WHAT THE TASK ASKS » Repeat the material below word for word and leave out all pictures.

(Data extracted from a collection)
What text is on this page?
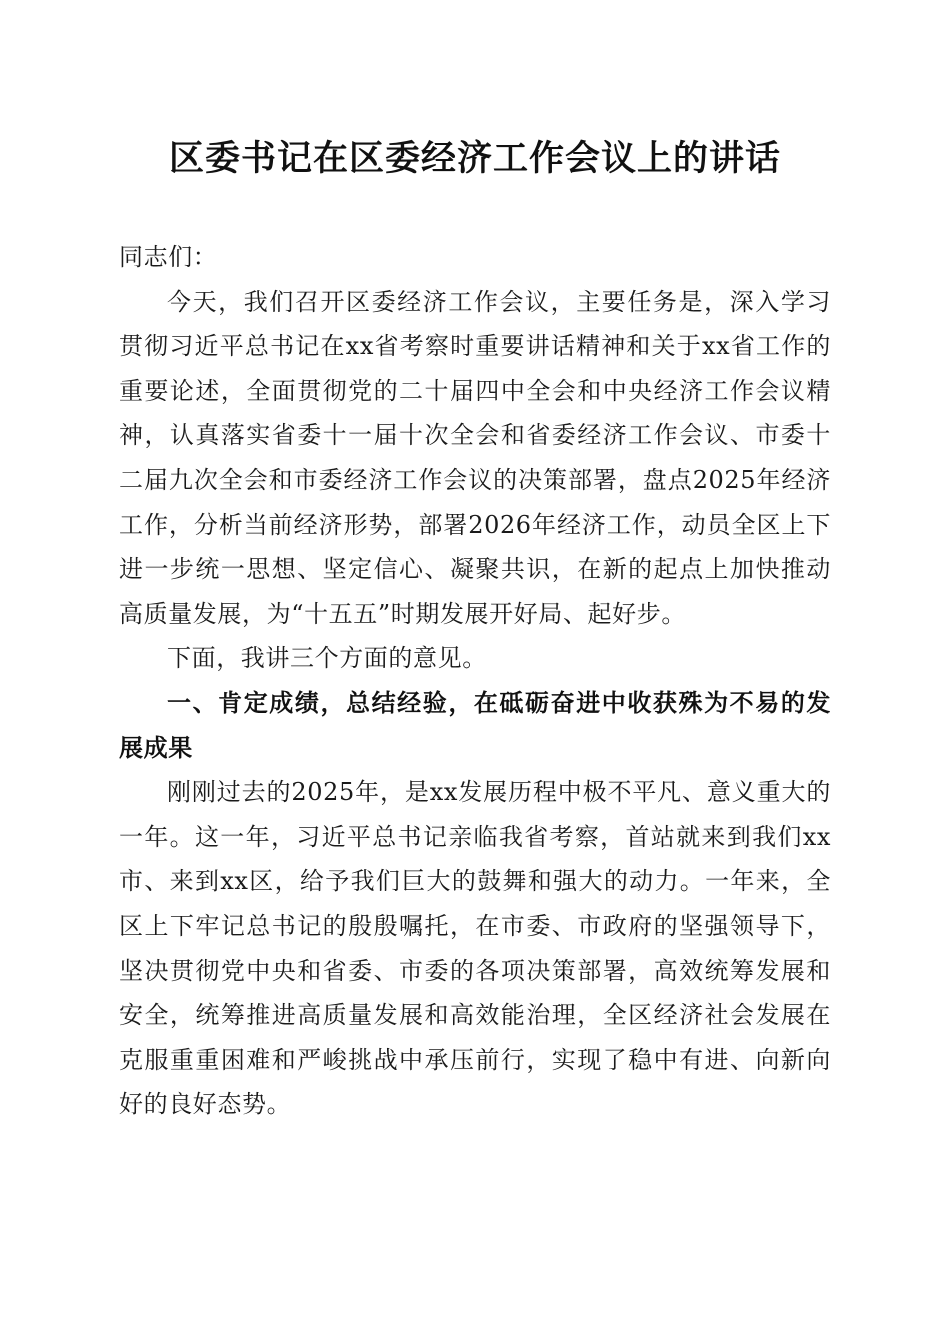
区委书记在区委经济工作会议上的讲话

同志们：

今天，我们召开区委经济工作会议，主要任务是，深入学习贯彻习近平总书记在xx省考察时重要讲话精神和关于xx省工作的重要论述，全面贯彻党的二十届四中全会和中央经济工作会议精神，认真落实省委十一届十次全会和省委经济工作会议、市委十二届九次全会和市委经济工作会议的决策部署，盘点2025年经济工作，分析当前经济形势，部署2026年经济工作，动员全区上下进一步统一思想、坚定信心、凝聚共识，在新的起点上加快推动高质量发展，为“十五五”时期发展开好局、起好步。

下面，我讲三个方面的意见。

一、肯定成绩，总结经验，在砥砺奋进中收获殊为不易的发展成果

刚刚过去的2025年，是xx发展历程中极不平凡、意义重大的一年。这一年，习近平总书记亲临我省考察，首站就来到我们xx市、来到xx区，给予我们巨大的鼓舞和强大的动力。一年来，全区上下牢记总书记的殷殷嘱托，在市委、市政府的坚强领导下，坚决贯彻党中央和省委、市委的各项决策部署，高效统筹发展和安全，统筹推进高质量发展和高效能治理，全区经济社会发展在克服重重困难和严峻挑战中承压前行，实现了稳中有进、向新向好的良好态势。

COMPLETE RESPONSE »
What text is on this page?
区委书记在区委经济工作会议上的讲话

同志们：

今天，我们召开区委经济工作会议，主要任务是，深入学习贯彻习近平总书记在xx省考察时重要讲话精神和关于xx省工作的重要论述，全面贯彻党的二十届四中全会和中央经济工作会议精神，认真落实省委十一届十次全会和省委经济工作会议、市委十二届九次全会和市委经济工作会议的决策部署，盘点2025年经济工作，分析当前经济形势，部署2026年经济工作，动员全区上下进一步统一思想、坚定信心、凝聚共识，在新的起点上加快推动高质量发展，为“十五五”时期发展开好局、起好步。

下面，我讲三个方面的意见。

一、肯定成绩，总结经验，在砥砺奋进中收获殊为不易的发展成果

刚刚过去的2025年，是xx发展历程中极不平凡、意义重大的一年。这一年，习近平总书记亲临我省考察，首站就来到我们xx市、来到xx区，给予我们巨大的鼓舞和强大的动力。一年来，全区上下牢记总书记的殷殷嘱托，在市委、市政府的坚强领导下，坚决贯彻党中央和省委、市委的各项决策部署，高效统筹发展和安全，统筹推进高质量发展和高效能治理，全区经济社会发展在克服重重困难和严峻挑战中承压前行，实现了稳中有进、向新向好的良好态势。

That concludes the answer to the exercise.